[Records from a collection of figures]
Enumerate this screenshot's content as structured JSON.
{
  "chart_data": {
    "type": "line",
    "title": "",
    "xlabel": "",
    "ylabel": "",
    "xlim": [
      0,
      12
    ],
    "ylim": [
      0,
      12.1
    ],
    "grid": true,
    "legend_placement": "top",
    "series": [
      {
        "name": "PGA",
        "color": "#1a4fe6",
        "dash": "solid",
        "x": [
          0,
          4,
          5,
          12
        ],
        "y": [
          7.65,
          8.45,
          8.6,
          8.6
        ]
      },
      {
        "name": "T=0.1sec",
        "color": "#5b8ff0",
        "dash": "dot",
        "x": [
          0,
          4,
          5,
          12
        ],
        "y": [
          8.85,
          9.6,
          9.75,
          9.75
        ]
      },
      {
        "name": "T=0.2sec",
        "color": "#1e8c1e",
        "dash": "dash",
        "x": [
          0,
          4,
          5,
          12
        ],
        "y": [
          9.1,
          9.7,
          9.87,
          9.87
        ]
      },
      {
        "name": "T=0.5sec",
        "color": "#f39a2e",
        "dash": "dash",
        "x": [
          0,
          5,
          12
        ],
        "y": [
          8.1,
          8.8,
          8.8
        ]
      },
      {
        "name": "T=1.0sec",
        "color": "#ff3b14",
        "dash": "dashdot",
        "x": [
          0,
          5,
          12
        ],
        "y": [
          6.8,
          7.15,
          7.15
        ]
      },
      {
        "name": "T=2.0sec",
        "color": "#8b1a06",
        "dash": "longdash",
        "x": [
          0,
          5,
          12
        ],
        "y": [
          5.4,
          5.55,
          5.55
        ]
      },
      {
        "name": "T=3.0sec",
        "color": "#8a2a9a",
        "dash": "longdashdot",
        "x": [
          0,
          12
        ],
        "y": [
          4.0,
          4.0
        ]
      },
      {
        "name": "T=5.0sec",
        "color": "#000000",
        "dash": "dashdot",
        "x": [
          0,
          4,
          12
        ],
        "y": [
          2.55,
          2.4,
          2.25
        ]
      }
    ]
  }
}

* **EXERCISE DESCRIPTION**
Extract all of the material exactly as it is written.

* **ANSWER TO THIS EXERCISE**
Enumerate this screenshot's content as structured JSON.
{
  "chart_data": {
    "type": "line",
    "title": "",
    "xlabel": "",
    "ylabel": "",
    "xlim": [
      0,
      12
    ],
    "ylim": [
      0,
      12.1
    ],
    "grid": true,
    "legend_placement": "top",
    "series": [
      {
        "name": "PGA",
        "color": "#1a4fe6",
        "dash": "solid",
        "x": [
          0,
          4,
          5,
          12
        ],
        "y": [
          7.65,
          8.45,
          8.6,
          8.6
        ]
      },
      {
        "name": "T=0.1sec",
        "color": "#5b8ff0",
        "dash": "dot",
        "x": [
          0,
          4,
          5,
          12
        ],
        "y": [
          8.85,
          9.6,
          9.75,
          9.75
        ]
      },
      {
        "name": "T=0.2sec",
        "color": "#1e8c1e",
        "dash": "dash",
        "x": [
          0,
          4,
          5,
          12
        ],
        "y": [
          9.1,
          9.7,
          9.87,
          9.87
        ]
      },
      {
        "name": "T=0.5sec",
        "color": "#f39a2e",
        "dash": "dash",
        "x": [
          0,
          5,
          12
        ],
        "y": [
          8.1,
          8.8,
          8.8
        ]
      },
      {
        "name": "T=1.0sec",
        "color": "#ff3b14",
        "dash": "dashdot",
        "x": [
          0,
          5,
          12
        ],
        "y": [
          6.8,
          7.15,
          7.15
        ]
      },
      {
        "name": "T=2.0sec",
        "color": "#8b1a06",
        "dash": "longdash",
        "x": [
          0,
          5,
          12
        ],
        "y": [
          5.4,
          5.55,
          5.55
        ]
      },
      {
        "name": "T=3.0sec",
        "color": "#8a2a9a",
        "dash": "longdashdot",
        "x": [
          0,
          12
        ],
        "y": [
          4.0,
          4.0
        ]
      },
      {
        "name": "T=5.0sec",
        "color": "#000000",
        "dash": "dashdot",
        "x": [
          0,
          4,
          12
        ],
        "y": [
          2.55,
          2.4,
          2.25
        ]
      }
    ]
  }
}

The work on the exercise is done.